_Exercise aim:_ Edit the night photography text below by reproducing everything from "Developments in illumination, especially" down to "as Coney Island." with "newspapers" replaced by "magazines".

_Source extract:_
◇ ◇ ◇ ◇ ◇

Night photography (also called nighttime photography) refers to the activity of capturing images outdoors at night, between dusk and dawn. Night photographers generally have a choice between using artificial lighting and using a long exposure, exposing the shot for seconds, minutes, or even hours in order to give photosensitive film or an image sensor enough time to capture a desirable image. With the progress of high-speed films, higher-sensitivity digital sensors, wide-aperture lenses, and the ever-greater power of urban lights, night photography is increasingly possible using available light.

History
The very long exposure times of early photographic processes didn't mean people didn't try to take photographs at night from quite early on. The development of mechanical clock drives meant cameras attached to telescopes could eventually capture successful images of celestial objects. 

The first-known attempt at astronomical photography was by Louis Jacques Mandé Daguerre, inventor of the daguerreotype process which bears his name, who attempted in 1839 to photograph the Moon. Tracking errors in guiding the telescope during the long exposure meant the photograph came out as an indistinct fuzzy spot. 

John William Draper, New York University Professor of Chemistry, physician and scientific experimenter managed to make the first successful photograph of the moon a year later on March 23, 1840, taking a 20-minute-long daguerreotype image using a 5-inch (13 cm) reflecting telescope.

The increasing use of street lighting throughout the second half of the 19th century meant it was possible to capture nighttime scenes despite the long exposure times of the equipment of the period. 

Developments in illumination, especially through the use of electricity, coincided with the shortening of exposure times. By the beginning of the 20th century newspapers and journals often showed night time views usually of illuminated urban streets or places of amusement such as Coney Island.  

In the early 1900s, a few notable photographers, Alfred Stieglitz and William Fraser, began working at night. The first known female night photographer is Jessie Tarbox Beals. The first photographers known to have produced large bodies of work at night were Brassai and Bill Brandt.  In 1932, Brassai published Paris de Nuit, a book of black-and-white photographs of the streets of Paris at night.  During World War II, British photographer Brandt took advantage of the black-out conditions to photograph the streets of London by moonlight.

Photography at night found several new practitioners in the 1970s,  beginning with the black and white photographs that Richard Misrach made of desert flora (1975–77). Joel Meyerowitz made luminous large format color studies of Cape Cod at nightfall which were published in his influential book, Cape Light (1979). Jan Staller’s twilight color photographs (1977–84) of abandoned and derelict parts of New York City captured uncanny visions of the urban landscape lit by the glare of sodium vapor street lights.

◇ ◇ ◇ ◇ ◇

_Material:_
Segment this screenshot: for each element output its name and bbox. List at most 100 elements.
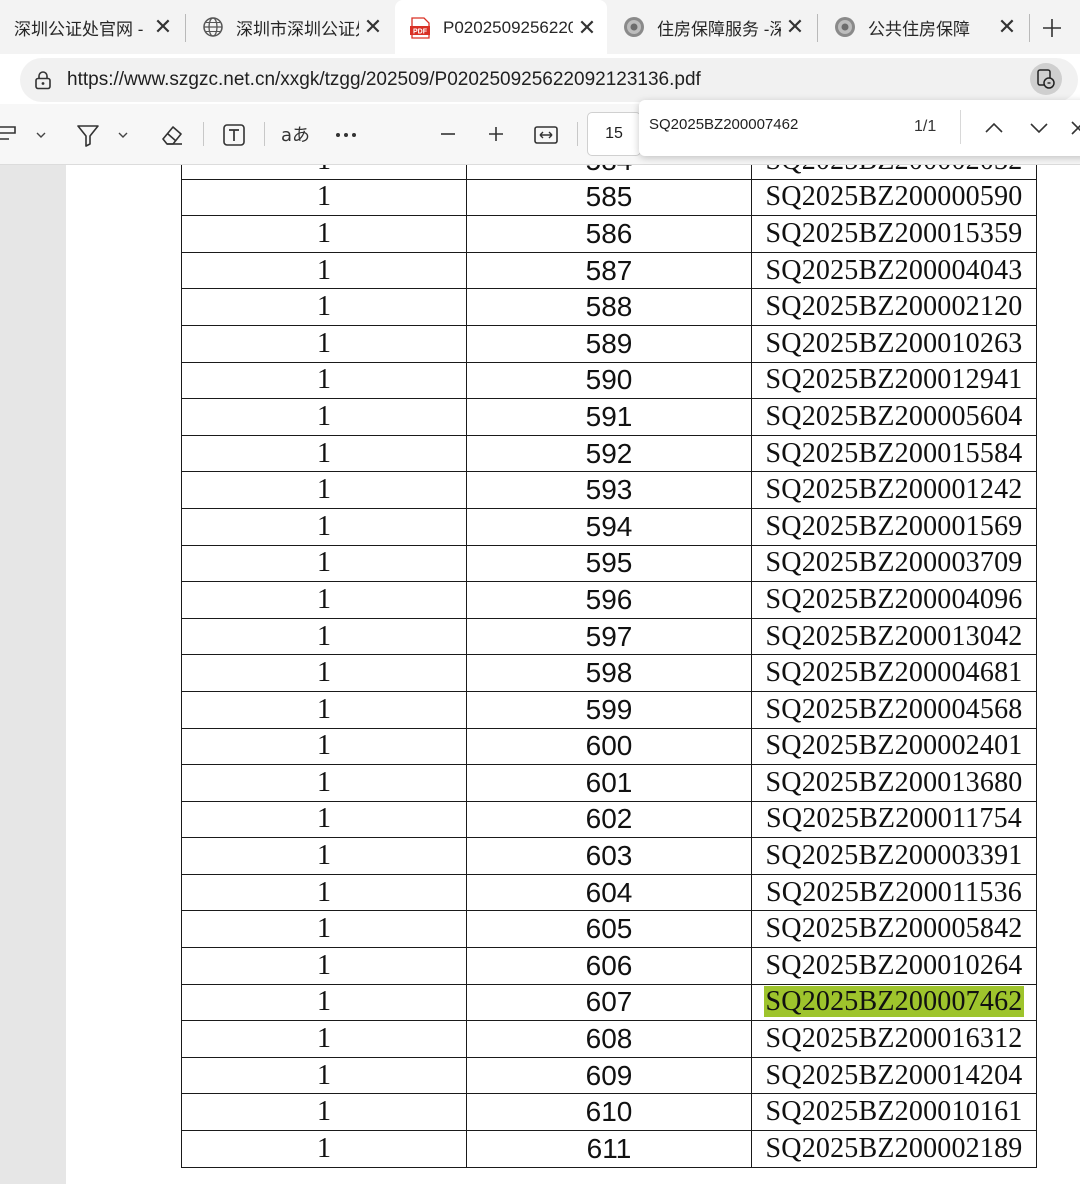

◇ ◇ ◇ ◇ ◇

_Response:_
Developments in illumination, especially through the use of electricity, coincided with the shortening of exposure times. By the beginning of the 20th century magazines and journals often showed night time views usually of illuminated urban streets or places of amusement such as Coney Island.